Repeat every record below exactly as it appears.

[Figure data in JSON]
++++++++

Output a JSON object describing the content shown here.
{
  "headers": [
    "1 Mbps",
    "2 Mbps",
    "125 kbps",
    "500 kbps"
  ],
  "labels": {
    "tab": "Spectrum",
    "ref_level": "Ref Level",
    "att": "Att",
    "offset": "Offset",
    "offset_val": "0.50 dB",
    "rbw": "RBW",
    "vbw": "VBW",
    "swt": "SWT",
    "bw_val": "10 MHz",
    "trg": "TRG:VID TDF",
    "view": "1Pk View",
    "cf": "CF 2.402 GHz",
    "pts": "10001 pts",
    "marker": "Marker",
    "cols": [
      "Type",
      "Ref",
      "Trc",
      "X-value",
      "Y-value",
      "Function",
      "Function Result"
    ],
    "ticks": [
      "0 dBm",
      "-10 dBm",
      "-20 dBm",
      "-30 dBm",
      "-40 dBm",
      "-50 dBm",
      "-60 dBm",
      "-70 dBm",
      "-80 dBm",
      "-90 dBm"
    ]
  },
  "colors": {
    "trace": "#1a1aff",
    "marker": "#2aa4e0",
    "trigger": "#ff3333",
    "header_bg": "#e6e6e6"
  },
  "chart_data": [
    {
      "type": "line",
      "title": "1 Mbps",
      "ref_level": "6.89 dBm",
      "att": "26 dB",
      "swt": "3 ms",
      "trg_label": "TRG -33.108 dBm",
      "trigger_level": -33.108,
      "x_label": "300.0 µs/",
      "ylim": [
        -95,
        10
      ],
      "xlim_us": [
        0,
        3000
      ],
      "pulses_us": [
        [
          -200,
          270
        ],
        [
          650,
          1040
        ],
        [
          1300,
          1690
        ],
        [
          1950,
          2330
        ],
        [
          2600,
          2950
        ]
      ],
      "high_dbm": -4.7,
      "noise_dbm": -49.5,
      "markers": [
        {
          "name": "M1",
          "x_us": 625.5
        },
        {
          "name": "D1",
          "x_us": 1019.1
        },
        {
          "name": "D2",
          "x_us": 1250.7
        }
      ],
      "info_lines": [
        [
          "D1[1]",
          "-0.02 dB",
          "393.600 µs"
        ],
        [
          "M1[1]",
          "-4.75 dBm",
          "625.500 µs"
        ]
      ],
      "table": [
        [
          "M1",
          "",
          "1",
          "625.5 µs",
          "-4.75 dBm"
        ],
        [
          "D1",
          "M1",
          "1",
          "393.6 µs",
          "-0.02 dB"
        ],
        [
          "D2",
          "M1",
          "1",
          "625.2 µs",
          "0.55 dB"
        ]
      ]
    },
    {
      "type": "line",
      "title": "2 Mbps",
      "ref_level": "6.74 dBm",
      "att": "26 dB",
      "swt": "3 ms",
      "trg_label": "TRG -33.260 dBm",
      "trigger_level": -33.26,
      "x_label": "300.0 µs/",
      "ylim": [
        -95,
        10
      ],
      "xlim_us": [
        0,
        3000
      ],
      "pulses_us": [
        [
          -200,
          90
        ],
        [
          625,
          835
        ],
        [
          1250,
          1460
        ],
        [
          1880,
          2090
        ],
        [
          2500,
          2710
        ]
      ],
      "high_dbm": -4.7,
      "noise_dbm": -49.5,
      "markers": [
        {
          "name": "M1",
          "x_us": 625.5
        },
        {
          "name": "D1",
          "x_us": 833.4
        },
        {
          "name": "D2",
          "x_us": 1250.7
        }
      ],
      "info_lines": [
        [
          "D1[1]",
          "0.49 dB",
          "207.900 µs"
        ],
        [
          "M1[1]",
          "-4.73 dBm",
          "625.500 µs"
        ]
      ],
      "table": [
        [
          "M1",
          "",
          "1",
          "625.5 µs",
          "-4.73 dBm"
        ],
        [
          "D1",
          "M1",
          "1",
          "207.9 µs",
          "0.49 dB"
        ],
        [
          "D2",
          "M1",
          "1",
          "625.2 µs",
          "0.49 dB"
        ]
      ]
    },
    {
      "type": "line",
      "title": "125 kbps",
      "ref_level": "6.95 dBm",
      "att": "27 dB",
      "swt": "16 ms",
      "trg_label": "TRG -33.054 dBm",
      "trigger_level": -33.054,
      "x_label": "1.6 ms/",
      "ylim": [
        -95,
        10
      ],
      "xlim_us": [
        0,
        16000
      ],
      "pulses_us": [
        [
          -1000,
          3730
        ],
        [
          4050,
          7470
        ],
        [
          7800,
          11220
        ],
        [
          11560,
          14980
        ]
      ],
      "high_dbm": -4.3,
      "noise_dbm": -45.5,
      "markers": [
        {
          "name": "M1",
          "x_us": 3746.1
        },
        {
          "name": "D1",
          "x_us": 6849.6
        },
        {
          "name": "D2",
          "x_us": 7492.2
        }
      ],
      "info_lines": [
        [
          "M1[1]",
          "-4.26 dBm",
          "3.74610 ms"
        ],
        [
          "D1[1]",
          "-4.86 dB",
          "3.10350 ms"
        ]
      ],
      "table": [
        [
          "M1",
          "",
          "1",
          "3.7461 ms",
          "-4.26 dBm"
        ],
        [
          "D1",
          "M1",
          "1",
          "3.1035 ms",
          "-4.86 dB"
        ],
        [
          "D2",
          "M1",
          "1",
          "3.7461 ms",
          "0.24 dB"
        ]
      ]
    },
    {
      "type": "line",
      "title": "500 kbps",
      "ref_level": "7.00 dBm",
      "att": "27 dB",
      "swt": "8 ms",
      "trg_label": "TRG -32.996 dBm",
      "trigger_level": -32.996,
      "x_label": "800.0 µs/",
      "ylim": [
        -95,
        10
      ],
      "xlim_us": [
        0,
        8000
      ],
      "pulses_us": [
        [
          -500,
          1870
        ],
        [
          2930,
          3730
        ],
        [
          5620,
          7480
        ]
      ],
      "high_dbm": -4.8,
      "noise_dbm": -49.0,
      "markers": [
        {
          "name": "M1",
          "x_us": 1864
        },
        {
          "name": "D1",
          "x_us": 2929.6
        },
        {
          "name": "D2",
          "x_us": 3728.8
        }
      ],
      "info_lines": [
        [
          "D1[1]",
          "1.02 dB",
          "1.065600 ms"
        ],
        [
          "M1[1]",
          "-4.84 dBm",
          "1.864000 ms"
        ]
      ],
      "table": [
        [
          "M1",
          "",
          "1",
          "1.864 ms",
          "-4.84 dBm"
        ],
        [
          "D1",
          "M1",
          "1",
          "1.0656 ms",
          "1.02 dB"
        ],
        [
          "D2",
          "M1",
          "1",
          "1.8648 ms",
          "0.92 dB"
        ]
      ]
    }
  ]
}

++++++++

— Output —
Output a JSON object describing the content shown here.
{
  "headers": [
    "1 Mbps",
    "2 Mbps",
    "125 kbps",
    "500 kbps"
  ],
  "labels": {
    "tab": "Spectrum",
    "ref_level": "Ref Level",
    "att": "Att",
    "offset": "Offset",
    "offset_val": "0.50 dB",
    "rbw": "RBW",
    "vbw": "VBW",
    "swt": "SWT",
    "bw_val": "10 MHz",
    "trg": "TRG:VID TDF",
    "view": "1Pk View",
    "cf": "CF 2.402 GHz",
    "pts": "10001 pts",
    "marker": "Marker",
    "cols": [
      "Type",
      "Ref",
      "Trc",
      "X-value",
      "Y-value",
      "Function",
      "Function Result"
    ],
    "ticks": [
      "0 dBm",
      "-10 dBm",
      "-20 dBm",
      "-30 dBm",
      "-40 dBm",
      "-50 dBm",
      "-60 dBm",
      "-70 dBm",
      "-80 dBm",
      "-90 dBm"
    ]
  },
  "colors": {
    "trace": "#1a1aff",
    "marker": "#2aa4e0",
    "trigger": "#ff3333",
    "header_bg": "#e6e6e6"
  },
  "chart_data": [
    {
      "type": "line",
      "title": "1 Mbps",
      "ref_level": "6.89 dBm",
      "att": "26 dB",
      "swt": "3 ms",
      "trg_label": "TRG -33.108 dBm",
      "trigger_level": -33.108,
      "x_label": "300.0 µs/",
      "ylim": [
        -95,
        10
      ],
      "xlim_us": [
        0,
        3000
      ],
      "pulses_us": [
        [
          -200,
          270
        ],
        [
          650,
          1040
        ],
        [
          1300,
          1690
        ],
        [
          1950,
          2330
        ],
        [
          2600,
          2950
        ]
      ],
      "high_dbm": -4.7,
      "noise_dbm": -49.5,
      "markers": [
        {
          "name": "M1",
          "x_us": 625.5
        },
        {
          "name": "D1",
          "x_us": 1019.1
        },
        {
          "name": "D2",
          "x_us": 1250.7
        }
      ],
      "info_lines": [
        [
          "D1[1]",
          "-0.02 dB",
          "393.600 µs"
        ],
        [
          "M1[1]",
          "-4.75 dBm",
          "625.500 µs"
        ]
      ],
      "table": [
        [
          "M1",
          "",
          "1",
          "625.5 µs",
          "-4.75 dBm"
        ],
        [
          "D1",
          "M1",
          "1",
          "393.6 µs",
          "-0.02 dB"
        ],
        [
          "D2",
          "M1",
          "1",
          "625.2 µs",
          "0.55 dB"
        ]
      ]
    },
    {
      "type": "line",
      "title": "2 Mbps",
      "ref_level": "6.74 dBm",
      "att": "26 dB",
      "swt": "3 ms",
      "trg_label": "TRG -33.260 dBm",
      "trigger_level": -33.26,
      "x_label": "300.0 µs/",
      "ylim": [
        -95,
        10
      ],
      "xlim_us": [
        0,
        3000
      ],
      "pulses_us": [
        [
          -200,
          90
        ],
        [
          625,
          835
        ],
        [
          1250,
          1460
        ],
        [
          1880,
          2090
        ],
        [
          2500,
          2710
        ]
      ],
      "high_dbm": -4.7,
      "noise_dbm": -49.5,
      "markers": [
        {
          "name": "M1",
          "x_us": 625.5
        },
        {
          "name": "D1",
          "x_us": 833.4
        },
        {
          "name": "D2",
          "x_us": 1250.7
        }
      ],
      "info_lines": [
        [
          "D1[1]",
          "0.49 dB",
          "207.900 µs"
        ],
        [
          "M1[1]",
          "-4.73 dBm",
          "625.500 µs"
        ]
      ],
      "table": [
        [
          "M1",
          "",
          "1",
          "625.5 µs",
          "-4.73 dBm"
        ],
        [
          "D1",
          "M1",
          "1",
          "207.9 µs",
          "0.49 dB"
        ],
        [
          "D2",
          "M1",
          "1",
          "625.2 µs",
          "0.49 dB"
        ]
      ]
    },
    {
      "type": "line",
      "title": "125 kbps",
      "ref_level": "6.95 dBm",
      "att": "27 dB",
      "swt": "16 ms",
      "trg_label": "TRG -33.054 dBm",
      "trigger_level": -33.054,
      "x_label": "1.6 ms/",
      "ylim": [
        -95,
        10
      ],
      "xlim_us": [
        0,
        16000
      ],
      "pulses_us": [
        [
          -1000,
          3730
        ],
        [
          4050,
          7470
        ],
        [
          7800,
          11220
        ],
        [
          11560,
          14980
        ]
      ],
      "high_dbm": -4.3,
      "noise_dbm": -45.5,
      "markers": [
        {
          "name": "M1",
          "x_us": 3746.1
        },
        {
          "name": "D1",
          "x_us": 6849.6
        },
        {
          "name": "D2",
          "x_us": 7492.2
        }
      ],
      "info_lines": [
        [
          "M1[1]",
          "-4.26 dBm",
          "3.74610 ms"
        ],
        [
          "D1[1]",
          "-4.86 dB",
          "3.10350 ms"
        ]
      ],
      "table": [
        [
          "M1",
          "",
          "1",
          "3.7461 ms",
          "-4.26 dBm"
        ],
        [
          "D1",
          "M1",
          "1",
          "3.1035 ms",
          "-4.86 dB"
        ],
        [
          "D2",
          "M1",
          "1",
          "3.7461 ms",
          "0.24 dB"
        ]
      ]
    },
    {
      "type": "line",
      "title": "500 kbps",
      "ref_level": "7.00 dBm",
      "att": "27 dB",
      "swt": "8 ms",
      "trg_label": "TRG -32.996 dBm",
      "trigger_level": -32.996,
      "x_label": "800.0 µs/",
      "ylim": [
        -95,
        10
      ],
      "xlim_us": [
        0,
        8000
      ],
      "pulses_us": [
        [
          -500,
          1870
        ],
        [
          2930,
          3730
        ],
        [
          5620,
          7480
        ]
      ],
      "high_dbm": -4.8,
      "noise_dbm": -49.0,
      "markers": [
        {
          "name": "M1",
          "x_us": 1864
        },
        {
          "name": "D1",
          "x_us": 2929.6
        },
        {
          "name": "D2",
          "x_us": 3728.8
        }
      ],
      "info_lines": [
        [
          "D1[1]",
          "1.02 dB",
          "1.065600 ms"
        ],
        [
          "M1[1]",
          "-4.84 dBm",
          "1.864000 ms"
        ]
      ],
      "table": [
        [
          "M1",
          "",
          "1",
          "1.864 ms",
          "-4.84 dBm"
        ],
        [
          "D1",
          "M1",
          "1",
          "1.0656 ms",
          "1.02 dB"
        ],
        [
          "D2",
          "M1",
          "1",
          "1.8648 ms",
          "0.92 dB"
        ]
      ]
    }
  ]
}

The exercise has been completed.